**** Information supplied ****
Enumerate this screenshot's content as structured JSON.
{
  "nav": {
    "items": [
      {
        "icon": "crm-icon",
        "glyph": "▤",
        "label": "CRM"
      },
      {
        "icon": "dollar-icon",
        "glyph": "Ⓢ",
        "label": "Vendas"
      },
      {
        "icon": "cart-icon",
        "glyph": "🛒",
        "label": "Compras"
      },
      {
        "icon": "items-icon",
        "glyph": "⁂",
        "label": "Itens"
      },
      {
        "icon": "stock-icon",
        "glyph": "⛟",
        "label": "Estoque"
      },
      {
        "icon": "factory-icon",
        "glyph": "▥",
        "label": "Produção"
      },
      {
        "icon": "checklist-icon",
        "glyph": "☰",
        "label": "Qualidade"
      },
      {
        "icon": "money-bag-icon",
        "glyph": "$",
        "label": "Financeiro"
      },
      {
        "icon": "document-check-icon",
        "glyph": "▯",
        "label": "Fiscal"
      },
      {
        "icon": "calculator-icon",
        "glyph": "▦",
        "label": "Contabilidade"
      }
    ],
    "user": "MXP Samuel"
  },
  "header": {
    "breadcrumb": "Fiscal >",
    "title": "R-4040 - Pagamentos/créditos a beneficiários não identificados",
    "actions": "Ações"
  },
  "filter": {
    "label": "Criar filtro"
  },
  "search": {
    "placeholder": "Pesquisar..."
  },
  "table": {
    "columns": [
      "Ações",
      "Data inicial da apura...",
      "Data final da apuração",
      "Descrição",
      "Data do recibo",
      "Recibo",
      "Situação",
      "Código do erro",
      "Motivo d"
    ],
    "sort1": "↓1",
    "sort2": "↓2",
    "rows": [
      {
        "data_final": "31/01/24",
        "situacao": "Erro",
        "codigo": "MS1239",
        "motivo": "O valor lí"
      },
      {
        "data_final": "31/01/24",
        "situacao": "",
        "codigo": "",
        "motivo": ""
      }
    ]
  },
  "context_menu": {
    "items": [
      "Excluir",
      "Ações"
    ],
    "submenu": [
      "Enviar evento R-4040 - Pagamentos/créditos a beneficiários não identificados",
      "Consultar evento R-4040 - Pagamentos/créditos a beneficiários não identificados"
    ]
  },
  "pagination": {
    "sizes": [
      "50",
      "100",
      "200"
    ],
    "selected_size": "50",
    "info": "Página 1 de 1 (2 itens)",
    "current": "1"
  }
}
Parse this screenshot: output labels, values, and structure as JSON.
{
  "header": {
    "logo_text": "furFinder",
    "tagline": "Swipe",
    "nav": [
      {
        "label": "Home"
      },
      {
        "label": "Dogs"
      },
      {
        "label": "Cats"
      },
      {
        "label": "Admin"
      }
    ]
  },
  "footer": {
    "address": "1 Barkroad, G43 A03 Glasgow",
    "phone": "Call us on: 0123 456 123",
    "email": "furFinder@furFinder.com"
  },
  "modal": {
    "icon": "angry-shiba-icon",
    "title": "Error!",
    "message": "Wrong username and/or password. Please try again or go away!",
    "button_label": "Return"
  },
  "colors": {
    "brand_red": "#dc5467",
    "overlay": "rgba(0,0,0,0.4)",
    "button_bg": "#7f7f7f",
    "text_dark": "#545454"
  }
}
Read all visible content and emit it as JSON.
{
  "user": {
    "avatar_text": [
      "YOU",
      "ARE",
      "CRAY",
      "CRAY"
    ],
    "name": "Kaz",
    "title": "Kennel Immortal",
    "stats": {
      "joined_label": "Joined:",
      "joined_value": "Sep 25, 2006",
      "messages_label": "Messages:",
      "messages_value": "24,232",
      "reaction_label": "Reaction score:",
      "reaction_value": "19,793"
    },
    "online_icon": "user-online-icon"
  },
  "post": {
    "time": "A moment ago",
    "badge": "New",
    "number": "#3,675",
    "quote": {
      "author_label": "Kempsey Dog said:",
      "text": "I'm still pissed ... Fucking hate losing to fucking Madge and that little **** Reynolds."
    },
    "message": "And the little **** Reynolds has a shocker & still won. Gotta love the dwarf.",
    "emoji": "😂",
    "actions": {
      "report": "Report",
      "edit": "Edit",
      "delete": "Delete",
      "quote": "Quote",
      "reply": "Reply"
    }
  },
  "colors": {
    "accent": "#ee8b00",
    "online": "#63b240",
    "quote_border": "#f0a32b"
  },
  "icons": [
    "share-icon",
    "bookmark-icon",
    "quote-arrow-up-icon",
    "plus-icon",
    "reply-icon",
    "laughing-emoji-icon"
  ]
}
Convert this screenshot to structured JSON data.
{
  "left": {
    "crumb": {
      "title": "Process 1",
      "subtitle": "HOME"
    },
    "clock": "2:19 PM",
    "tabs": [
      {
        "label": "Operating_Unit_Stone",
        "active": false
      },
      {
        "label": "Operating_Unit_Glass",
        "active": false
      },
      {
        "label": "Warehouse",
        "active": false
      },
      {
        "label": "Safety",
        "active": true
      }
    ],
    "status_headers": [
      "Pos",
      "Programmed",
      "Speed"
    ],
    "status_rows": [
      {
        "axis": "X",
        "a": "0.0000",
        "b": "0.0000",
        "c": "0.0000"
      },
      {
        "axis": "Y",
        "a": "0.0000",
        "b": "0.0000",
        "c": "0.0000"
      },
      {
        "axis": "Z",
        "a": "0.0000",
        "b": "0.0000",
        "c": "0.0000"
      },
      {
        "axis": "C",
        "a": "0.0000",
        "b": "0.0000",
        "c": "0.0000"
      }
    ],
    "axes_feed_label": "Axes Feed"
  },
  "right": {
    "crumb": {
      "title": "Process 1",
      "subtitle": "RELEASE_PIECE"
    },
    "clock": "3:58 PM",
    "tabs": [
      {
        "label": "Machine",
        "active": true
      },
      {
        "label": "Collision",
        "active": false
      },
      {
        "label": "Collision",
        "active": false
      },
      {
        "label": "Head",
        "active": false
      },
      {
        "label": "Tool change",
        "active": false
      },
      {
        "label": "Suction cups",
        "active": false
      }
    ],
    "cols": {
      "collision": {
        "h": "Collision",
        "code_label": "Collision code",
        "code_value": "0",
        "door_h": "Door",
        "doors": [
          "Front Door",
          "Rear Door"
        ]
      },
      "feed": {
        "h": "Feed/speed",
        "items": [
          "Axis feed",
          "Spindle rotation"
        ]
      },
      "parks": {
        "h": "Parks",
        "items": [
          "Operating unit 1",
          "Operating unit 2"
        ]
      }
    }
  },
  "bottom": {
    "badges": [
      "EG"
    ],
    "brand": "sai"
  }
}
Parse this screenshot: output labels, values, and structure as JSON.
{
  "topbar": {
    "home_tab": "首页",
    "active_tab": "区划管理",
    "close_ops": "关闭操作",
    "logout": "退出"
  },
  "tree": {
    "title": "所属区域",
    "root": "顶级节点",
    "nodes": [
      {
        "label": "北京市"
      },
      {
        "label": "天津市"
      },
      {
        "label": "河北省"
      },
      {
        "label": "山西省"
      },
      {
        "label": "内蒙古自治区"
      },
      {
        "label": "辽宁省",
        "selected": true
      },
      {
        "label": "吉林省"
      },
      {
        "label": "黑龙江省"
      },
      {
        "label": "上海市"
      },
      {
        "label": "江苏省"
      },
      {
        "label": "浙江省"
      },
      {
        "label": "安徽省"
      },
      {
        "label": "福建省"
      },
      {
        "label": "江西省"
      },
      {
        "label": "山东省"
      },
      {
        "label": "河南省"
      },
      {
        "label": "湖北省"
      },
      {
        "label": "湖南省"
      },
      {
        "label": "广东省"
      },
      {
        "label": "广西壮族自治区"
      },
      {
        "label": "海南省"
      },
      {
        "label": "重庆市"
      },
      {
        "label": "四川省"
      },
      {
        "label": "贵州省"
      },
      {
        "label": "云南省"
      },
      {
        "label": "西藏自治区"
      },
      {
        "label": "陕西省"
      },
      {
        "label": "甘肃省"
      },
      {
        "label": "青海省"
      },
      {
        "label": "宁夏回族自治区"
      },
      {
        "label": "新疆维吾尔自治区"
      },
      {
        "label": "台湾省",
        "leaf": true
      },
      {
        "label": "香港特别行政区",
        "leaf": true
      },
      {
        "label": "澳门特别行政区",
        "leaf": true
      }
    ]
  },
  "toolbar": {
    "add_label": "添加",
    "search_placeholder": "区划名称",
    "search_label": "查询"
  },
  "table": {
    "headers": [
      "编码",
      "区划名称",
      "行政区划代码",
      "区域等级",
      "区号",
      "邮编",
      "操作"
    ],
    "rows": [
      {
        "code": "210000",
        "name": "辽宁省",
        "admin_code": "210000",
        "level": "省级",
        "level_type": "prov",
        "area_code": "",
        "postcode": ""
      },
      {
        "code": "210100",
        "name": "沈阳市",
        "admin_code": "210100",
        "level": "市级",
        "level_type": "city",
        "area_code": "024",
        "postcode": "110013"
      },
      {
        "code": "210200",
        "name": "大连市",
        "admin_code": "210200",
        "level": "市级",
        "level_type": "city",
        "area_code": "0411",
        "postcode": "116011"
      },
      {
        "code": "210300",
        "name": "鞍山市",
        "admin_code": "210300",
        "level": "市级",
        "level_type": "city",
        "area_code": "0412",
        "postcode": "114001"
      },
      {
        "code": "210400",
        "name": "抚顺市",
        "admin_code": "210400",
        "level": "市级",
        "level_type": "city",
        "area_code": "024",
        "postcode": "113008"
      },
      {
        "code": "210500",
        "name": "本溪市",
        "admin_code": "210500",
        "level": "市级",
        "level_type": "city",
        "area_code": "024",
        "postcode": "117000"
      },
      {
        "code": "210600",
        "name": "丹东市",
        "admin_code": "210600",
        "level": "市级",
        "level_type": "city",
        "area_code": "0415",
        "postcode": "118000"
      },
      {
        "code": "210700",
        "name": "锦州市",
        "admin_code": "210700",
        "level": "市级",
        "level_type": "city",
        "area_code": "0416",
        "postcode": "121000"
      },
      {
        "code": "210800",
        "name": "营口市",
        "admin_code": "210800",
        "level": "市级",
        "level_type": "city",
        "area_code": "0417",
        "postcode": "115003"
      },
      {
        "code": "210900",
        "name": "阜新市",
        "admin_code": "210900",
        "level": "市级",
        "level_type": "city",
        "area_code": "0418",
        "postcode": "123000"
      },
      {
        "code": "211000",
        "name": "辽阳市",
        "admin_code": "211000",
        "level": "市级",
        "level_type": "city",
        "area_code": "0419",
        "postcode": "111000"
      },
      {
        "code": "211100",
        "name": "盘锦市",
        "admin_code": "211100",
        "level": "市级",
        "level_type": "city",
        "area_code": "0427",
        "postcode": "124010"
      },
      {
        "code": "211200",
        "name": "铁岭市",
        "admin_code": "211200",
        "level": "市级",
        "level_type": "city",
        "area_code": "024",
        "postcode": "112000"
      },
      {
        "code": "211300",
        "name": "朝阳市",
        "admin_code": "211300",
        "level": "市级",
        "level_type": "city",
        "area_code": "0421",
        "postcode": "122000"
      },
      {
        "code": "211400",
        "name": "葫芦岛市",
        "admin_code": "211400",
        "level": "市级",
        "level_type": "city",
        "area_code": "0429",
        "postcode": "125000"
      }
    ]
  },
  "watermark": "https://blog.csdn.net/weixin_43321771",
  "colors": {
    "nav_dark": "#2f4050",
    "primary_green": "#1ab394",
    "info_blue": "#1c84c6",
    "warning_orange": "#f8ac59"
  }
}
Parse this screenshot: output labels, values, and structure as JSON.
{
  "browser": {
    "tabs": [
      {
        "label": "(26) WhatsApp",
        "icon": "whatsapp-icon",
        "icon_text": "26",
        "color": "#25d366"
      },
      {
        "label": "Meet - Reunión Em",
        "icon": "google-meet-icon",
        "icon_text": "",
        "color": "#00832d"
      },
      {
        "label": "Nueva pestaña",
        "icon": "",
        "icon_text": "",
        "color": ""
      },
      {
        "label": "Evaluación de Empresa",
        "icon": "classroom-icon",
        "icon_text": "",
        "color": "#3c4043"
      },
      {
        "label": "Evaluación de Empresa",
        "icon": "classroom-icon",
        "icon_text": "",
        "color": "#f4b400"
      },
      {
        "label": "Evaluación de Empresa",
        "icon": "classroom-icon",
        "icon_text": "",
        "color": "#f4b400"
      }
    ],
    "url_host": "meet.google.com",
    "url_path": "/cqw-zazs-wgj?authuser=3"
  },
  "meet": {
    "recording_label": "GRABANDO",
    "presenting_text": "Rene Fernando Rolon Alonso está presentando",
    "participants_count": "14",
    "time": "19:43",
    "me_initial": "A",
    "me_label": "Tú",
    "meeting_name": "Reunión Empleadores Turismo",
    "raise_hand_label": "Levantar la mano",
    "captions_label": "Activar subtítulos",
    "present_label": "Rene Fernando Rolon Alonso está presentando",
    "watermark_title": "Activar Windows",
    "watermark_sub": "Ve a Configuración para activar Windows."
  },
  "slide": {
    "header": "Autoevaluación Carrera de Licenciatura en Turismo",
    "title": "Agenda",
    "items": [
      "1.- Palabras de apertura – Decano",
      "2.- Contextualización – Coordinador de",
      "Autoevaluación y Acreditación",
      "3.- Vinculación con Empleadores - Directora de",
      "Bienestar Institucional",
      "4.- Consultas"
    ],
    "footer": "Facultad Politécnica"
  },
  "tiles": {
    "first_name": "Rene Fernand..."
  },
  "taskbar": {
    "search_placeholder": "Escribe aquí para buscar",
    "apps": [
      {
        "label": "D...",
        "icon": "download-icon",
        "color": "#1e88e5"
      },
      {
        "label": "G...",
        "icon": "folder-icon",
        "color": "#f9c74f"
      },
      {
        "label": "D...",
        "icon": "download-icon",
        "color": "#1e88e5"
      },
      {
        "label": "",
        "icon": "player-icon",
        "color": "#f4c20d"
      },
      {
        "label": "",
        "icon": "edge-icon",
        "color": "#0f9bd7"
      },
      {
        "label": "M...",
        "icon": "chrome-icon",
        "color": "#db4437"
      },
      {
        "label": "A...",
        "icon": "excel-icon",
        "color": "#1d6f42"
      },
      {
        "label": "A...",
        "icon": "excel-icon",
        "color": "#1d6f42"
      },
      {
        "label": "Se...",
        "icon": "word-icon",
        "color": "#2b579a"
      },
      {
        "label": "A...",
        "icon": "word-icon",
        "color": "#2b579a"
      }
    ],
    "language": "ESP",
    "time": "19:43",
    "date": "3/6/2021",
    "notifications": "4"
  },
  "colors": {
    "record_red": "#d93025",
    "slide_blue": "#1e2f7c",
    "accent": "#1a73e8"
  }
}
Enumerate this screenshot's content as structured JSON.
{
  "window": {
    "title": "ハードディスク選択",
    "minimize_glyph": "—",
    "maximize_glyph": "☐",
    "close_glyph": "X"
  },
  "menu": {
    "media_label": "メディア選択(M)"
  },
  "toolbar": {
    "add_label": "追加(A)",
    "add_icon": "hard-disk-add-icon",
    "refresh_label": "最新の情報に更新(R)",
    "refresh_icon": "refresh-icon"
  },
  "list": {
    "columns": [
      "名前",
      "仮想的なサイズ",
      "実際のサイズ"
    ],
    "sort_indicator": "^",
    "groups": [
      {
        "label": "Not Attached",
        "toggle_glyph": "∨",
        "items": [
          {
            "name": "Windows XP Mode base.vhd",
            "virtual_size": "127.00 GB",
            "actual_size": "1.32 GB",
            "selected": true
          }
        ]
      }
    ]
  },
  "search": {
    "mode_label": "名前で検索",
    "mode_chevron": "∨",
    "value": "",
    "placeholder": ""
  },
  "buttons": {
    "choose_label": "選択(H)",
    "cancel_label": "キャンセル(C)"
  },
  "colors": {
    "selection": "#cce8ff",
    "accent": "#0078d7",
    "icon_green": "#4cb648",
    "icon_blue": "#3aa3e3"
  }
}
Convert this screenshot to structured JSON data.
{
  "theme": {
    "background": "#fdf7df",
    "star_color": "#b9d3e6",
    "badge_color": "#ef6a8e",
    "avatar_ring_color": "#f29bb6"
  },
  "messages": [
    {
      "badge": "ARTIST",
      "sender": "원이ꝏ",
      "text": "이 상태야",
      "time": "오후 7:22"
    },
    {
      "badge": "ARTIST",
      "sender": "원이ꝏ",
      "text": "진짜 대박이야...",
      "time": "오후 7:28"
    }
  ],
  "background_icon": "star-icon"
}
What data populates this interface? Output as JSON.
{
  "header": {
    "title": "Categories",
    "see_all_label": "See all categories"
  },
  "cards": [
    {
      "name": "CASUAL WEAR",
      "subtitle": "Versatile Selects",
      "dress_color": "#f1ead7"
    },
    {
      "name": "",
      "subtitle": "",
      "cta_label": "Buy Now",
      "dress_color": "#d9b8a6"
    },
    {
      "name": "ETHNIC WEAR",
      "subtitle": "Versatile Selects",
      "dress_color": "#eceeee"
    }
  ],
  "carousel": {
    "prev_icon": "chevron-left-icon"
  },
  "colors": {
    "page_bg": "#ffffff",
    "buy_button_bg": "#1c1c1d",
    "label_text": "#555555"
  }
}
****
• [Requirements] Select and copy each line from the data that includes the word "identificados".

• [Solution for this exercise]
    "title": "R-4040 - Pagamentos/créditos a beneficiários não identificados",
      "Enviar evento R-4040 - Pagamentos/créditos a beneficiários não identificados",
      "Consultar evento R-4040 - Pagamentos/créditos a beneficiários não identificados"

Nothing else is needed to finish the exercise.